PROBLEMS AND TASKS:
(a) Copy the passage on resistance and conductance, starting at the words "You would not" and ending after "can be predicted.". Swap "copper" for "silver" as you go.
(b) Pick up the passage on resistance and conductance after its final sentence and keep writing.
+++ EXCERPT PROVIDED +++
Let's see this from another angle. A resistor is also a conductor. Anything that resists also conducts. One is the inverse of the other. Conductance is measured in Mhos.

 

You would not say that a long piece of wire is conducting unless it is part of a circuit. it can be "used as" a conductor. We know this because of the accepted electrical properties of copper, gold, or aluminum. You and I can also be used as conductors, but really we are just the atoms of our constituents and nothing more. We can predict what the conductance of a particular gauge piece of wire of a particular length will be, and inversely what it's resistance will be. But I say "will be", because without potential and current applied, it is just a lump of atoms of metal with properties that can be predicted.

 

I stick to my guns. If mathematics is the language of science, then Ohms law tells us what resistance is. Using an online dictionary or even a website tutorial is not ideal or absolute because spoken English is not the language of science.
+++ DATA PROVIDED +++
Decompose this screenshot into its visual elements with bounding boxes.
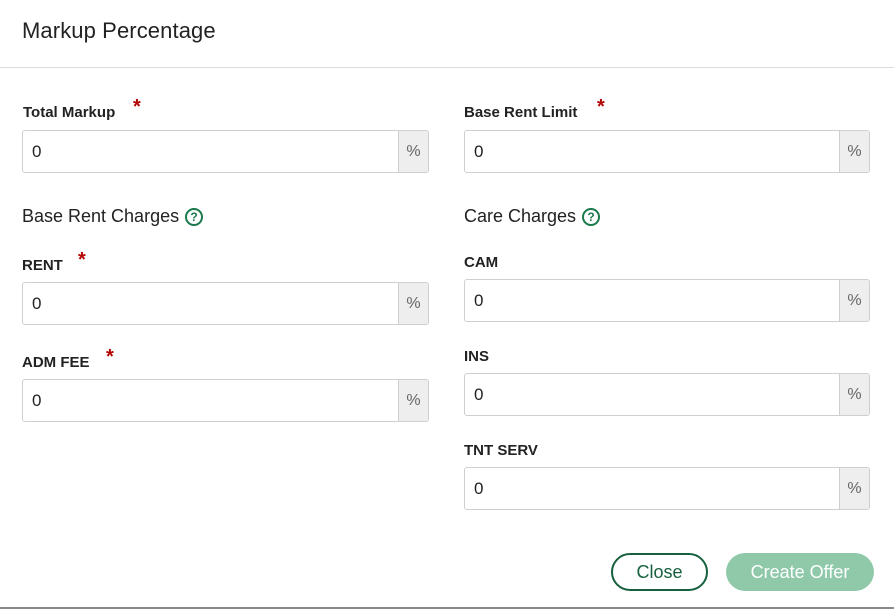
+++
THE RESULTS:
(a)
You would not say that a long piece of wire is conducting unless it is part of a circuit. it can be "used as" a conductor. We know this because of the accepted electrical properties of silver, gold, or aluminum. You and I can also be used as conductors, but really we are just the atoms of our constituents and nothing more. We can predict what the conductance of a particular gauge piece of wire of a particular length will be, and inversely what it's resistance will be. But I say "will be", because without potential and current applied, it is just a lump of atoms of metal with properties that can be predicted.

(b)
And besides, this thread started in context of the use of a measuremeny tool, a DVM, which by definition can only function with voltages and currents produced by the battery in the case of resistance measurements, or produced by a circuit in the case of voltage and current measurement. Therefore, the voltages detected by a DVM on the DC scale are real. They may in fact be a function of capacitance of the leads. That is something I neglected to agree with :) but also, there are in fact potential differences between every object in space which are in a constant state of flux. Voltage itself is a very relative term. A positive battery post on a 9 volt battery has +9 volts of potential with respect to its negative terminal, but it has -3 volts of potential with the positive terminal of a 12 volt battery. An electronic device designed to run off of 9 volts can easily operate within specifications when connected to a 1009 volt source at the positive and a 1000 volt sorce at the negative.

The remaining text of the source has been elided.